--- The request ---
Give back the records below exactly, every one, with no pictures.
━━━━━━━━
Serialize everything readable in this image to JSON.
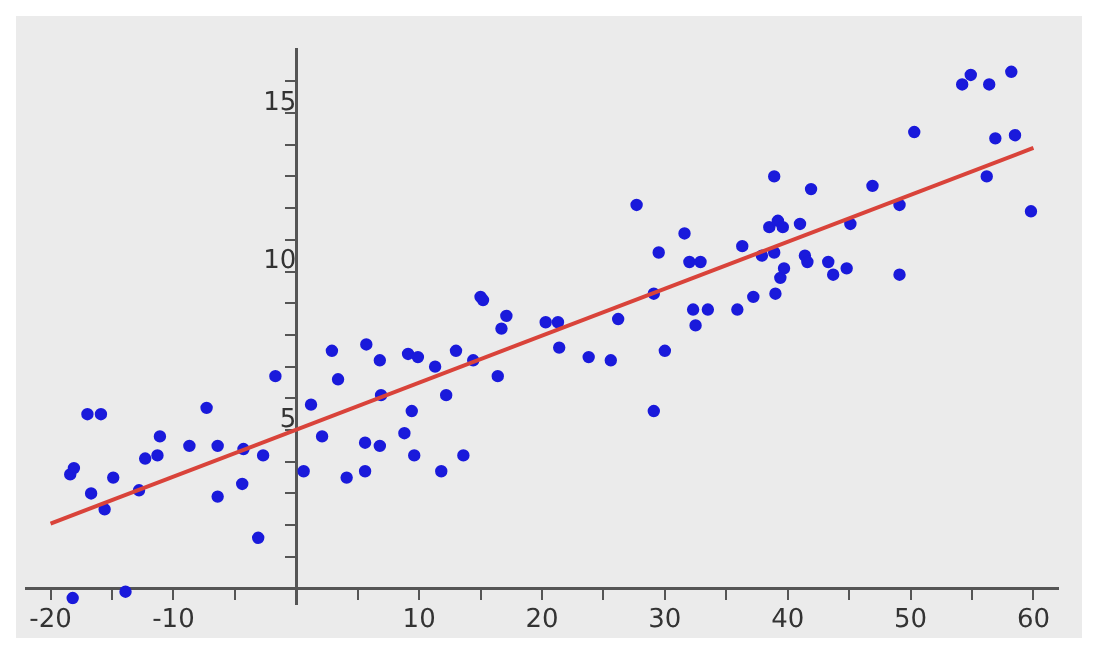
{
  "chart_data": {
    "type": "scatter",
    "xlim": [
      -22,
      62
    ],
    "ylim": [
      -0.5,
      17
    ],
    "xticks": [
      -20,
      {
        "value": -15,
        "label": null
      },
      -10,
      {
        "value": -5,
        "label": null
      },
      {
        "value": 0,
        "label": null
      },
      {
        "value": 5,
        "label": null
      },
      10,
      {
        "value": 15,
        "label": null
      },
      20,
      {
        "value": 25,
        "label": null
      },
      30,
      {
        "value": 35,
        "label": null
      },
      40,
      {
        "value": 45,
        "label": null
      },
      50,
      {
        "value": 55,
        "label": null
      },
      60
    ],
    "yticks": [
      {
        "value": 1,
        "label": null
      },
      {
        "value": 2,
        "label": null
      },
      {
        "value": 3,
        "label": null
      },
      {
        "value": 4,
        "label": null
      },
      5,
      {
        "value": 6,
        "label": null
      },
      {
        "value": 7,
        "label": null
      },
      {
        "value": 8,
        "label": null
      },
      {
        "value": 9,
        "label": null
      },
      10,
      {
        "value": 11,
        "label": null
      },
      {
        "value": 12,
        "label": null
      },
      {
        "value": 13,
        "label": null
      },
      {
        "value": 14,
        "label": null
      },
      15,
      {
        "value": 16,
        "label": null
      }
    ],
    "grid": false,
    "legend": false,
    "marker": "circle",
    "series": [
      {
        "type": "scatter",
        "color": "#1a1adb",
        "x": [
          -18.4,
          -18.1,
          -17.0,
          -15.9,
          -16.7,
          -15.6,
          -14.9,
          -12.8,
          -12.3,
          -11.3,
          -11.1,
          -8.7,
          -7.3,
          -6.4,
          -6.4,
          -4.4,
          -4.3,
          -3.1,
          -2.7,
          -1.7,
          0.6,
          1.2,
          -18.2,
          -13.9,
          2.1,
          2.9,
          3.4,
          4.1,
          5.6,
          5.6,
          5.7,
          6.8,
          6.9,
          6.8,
          8.8,
          9.1,
          9.4,
          9.6,
          9.9,
          11.3,
          11.8,
          12.2,
          13.0,
          13.6,
          14.4,
          15.0,
          15.2,
          16.4,
          16.7,
          17.1,
          20.3,
          21.3,
          21.4,
          23.8,
          25.6,
          26.2,
          27.7,
          29.1,
          29.1,
          29.5,
          30.0,
          31.6,
          32.0,
          32.9,
          32.3,
          33.5,
          32.5,
          35.9,
          36.3,
          37.2,
          37.9,
          38.5,
          38.9,
          39.2,
          39.6,
          38.9,
          39.0,
          39.4,
          39.7,
          41.0,
          41.4,
          41.6,
          41.9,
          43.3,
          43.7,
          44.8,
          45.1,
          46.9,
          49.1,
          49.1,
          50.3,
          54.2,
          54.9,
          56.4,
          58.2,
          56.2,
          56.9,
          58.5,
          59.8
        ],
        "values": [
          3.6,
          3.8,
          5.5,
          5.5,
          3.0,
          2.5,
          3.5,
          3.1,
          4.1,
          4.2,
          4.8,
          4.5,
          5.7,
          4.5,
          2.9,
          3.3,
          4.4,
          1.6,
          4.2,
          6.7,
          3.7,
          5.8,
          -0.3,
          -0.1,
          4.8,
          7.5,
          6.6,
          3.5,
          4.6,
          3.7,
          7.7,
          7.2,
          6.1,
          4.5,
          4.9,
          7.4,
          5.6,
          4.2,
          7.3,
          7.0,
          3.7,
          6.1,
          7.5,
          4.2,
          7.2,
          9.2,
          9.1,
          6.7,
          8.2,
          8.6,
          8.4,
          8.4,
          7.6,
          7.3,
          7.2,
          8.5,
          12.1,
          5.6,
          9.3,
          10.6,
          7.5,
          11.2,
          10.3,
          10.3,
          8.8,
          8.8,
          8.3,
          8.8,
          10.8,
          9.2,
          10.5,
          11.4,
          13.0,
          11.6,
          11.4,
          10.6,
          9.3,
          9.8,
          10.1,
          11.5,
          10.5,
          10.3,
          12.6,
          10.3,
          9.9,
          10.1,
          11.5,
          12.7,
          12.1,
          9.9,
          14.4,
          15.9,
          16.2,
          15.9,
          16.3,
          13.0,
          14.2,
          14.3,
          11.9
        ]
      },
      {
        "type": "line",
        "color": "#d9433a",
        "marker": "none",
        "x": [
          -20,
          60
        ],
        "values": [
          2.05,
          13.9
        ]
      }
    ]
  }
}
━━━━━━━━
--- Result for this exercise ---
Serialize everything readable in this image to JSON.
{
  "chart_data": {
    "type": "scatter",
    "xlim": [
      -22,
      62
    ],
    "ylim": [
      -0.5,
      17
    ],
    "xticks": [
      -20,
      {
        "value": -15,
        "label": null
      },
      -10,
      {
        "value": -5,
        "label": null
      },
      {
        "value": 0,
        "label": null
      },
      {
        "value": 5,
        "label": null
      },
      10,
      {
        "value": 15,
        "label": null
      },
      20,
      {
        "value": 25,
        "label": null
      },
      30,
      {
        "value": 35,
        "label": null
      },
      40,
      {
        "value": 45,
        "label": null
      },
      50,
      {
        "value": 55,
        "label": null
      },
      60
    ],
    "yticks": [
      {
        "value": 1,
        "label": null
      },
      {
        "value": 2,
        "label": null
      },
      {
        "value": 3,
        "label": null
      },
      {
        "value": 4,
        "label": null
      },
      5,
      {
        "value": 6,
        "label": null
      },
      {
        "value": 7,
        "label": null
      },
      {
        "value": 8,
        "label": null
      },
      {
        "value": 9,
        "label": null
      },
      10,
      {
        "value": 11,
        "label": null
      },
      {
        "value": 12,
        "label": null
      },
      {
        "value": 13,
        "label": null
      },
      {
        "value": 14,
        "label": null
      },
      15,
      {
        "value": 16,
        "label": null
      }
    ],
    "grid": false,
    "legend": false,
    "marker": "circle",
    "series": [
      {
        "type": "scatter",
        "color": "#1a1adb",
        "x": [
          -18.4,
          -18.1,
          -17.0,
          -15.9,
          -16.7,
          -15.6,
          -14.9,
          -12.8,
          -12.3,
          -11.3,
          -11.1,
          -8.7,
          -7.3,
          -6.4,
          -6.4,
          -4.4,
          -4.3,
          -3.1,
          -2.7,
          -1.7,
          0.6,
          1.2,
          -18.2,
          -13.9,
          2.1,
          2.9,
          3.4,
          4.1,
          5.6,
          5.6,
          5.7,
          6.8,
          6.9,
          6.8,
          8.8,
          9.1,
          9.4,
          9.6,
          9.9,
          11.3,
          11.8,
          12.2,
          13.0,
          13.6,
          14.4,
          15.0,
          15.2,
          16.4,
          16.7,
          17.1,
          20.3,
          21.3,
          21.4,
          23.8,
          25.6,
          26.2,
          27.7,
          29.1,
          29.1,
          29.5,
          30.0,
          31.6,
          32.0,
          32.9,
          32.3,
          33.5,
          32.5,
          35.9,
          36.3,
          37.2,
          37.9,
          38.5,
          38.9,
          39.2,
          39.6,
          38.9,
          39.0,
          39.4,
          39.7,
          41.0,
          41.4,
          41.6,
          41.9,
          43.3,
          43.7,
          44.8,
          45.1,
          46.9,
          49.1,
          49.1,
          50.3,
          54.2,
          54.9,
          56.4,
          58.2,
          56.2,
          56.9,
          58.5,
          59.8
        ],
        "values": [
          3.6,
          3.8,
          5.5,
          5.5,
          3.0,
          2.5,
          3.5,
          3.1,
          4.1,
          4.2,
          4.8,
          4.5,
          5.7,
          4.5,
          2.9,
          3.3,
          4.4,
          1.6,
          4.2,
          6.7,
          3.7,
          5.8,
          -0.3,
          -0.1,
          4.8,
          7.5,
          6.6,
          3.5,
          4.6,
          3.7,
          7.7,
          7.2,
          6.1,
          4.5,
          4.9,
          7.4,
          5.6,
          4.2,
          7.3,
          7.0,
          3.7,
          6.1,
          7.5,
          4.2,
          7.2,
          9.2,
          9.1,
          6.7,
          8.2,
          8.6,
          8.4,
          8.4,
          7.6,
          7.3,
          7.2,
          8.5,
          12.1,
          5.6,
          9.3,
          10.6,
          7.5,
          11.2,
          10.3,
          10.3,
          8.8,
          8.8,
          8.3,
          8.8,
          10.8,
          9.2,
          10.5,
          11.4,
          13.0,
          11.6,
          11.4,
          10.6,
          9.3,
          9.8,
          10.1,
          11.5,
          10.5,
          10.3,
          12.6,
          10.3,
          9.9,
          10.1,
          11.5,
          12.7,
          12.1,
          9.9,
          14.4,
          15.9,
          16.2,
          15.9,
          16.3,
          13.0,
          14.2,
          14.3,
          11.9
        ]
      },
      {
        "type": "line",
        "color": "#d9433a",
        "marker": "none",
        "x": [
          -20,
          60
        ],
        "values": [
          2.05,
          13.9
        ]
      }
    ]
  }
}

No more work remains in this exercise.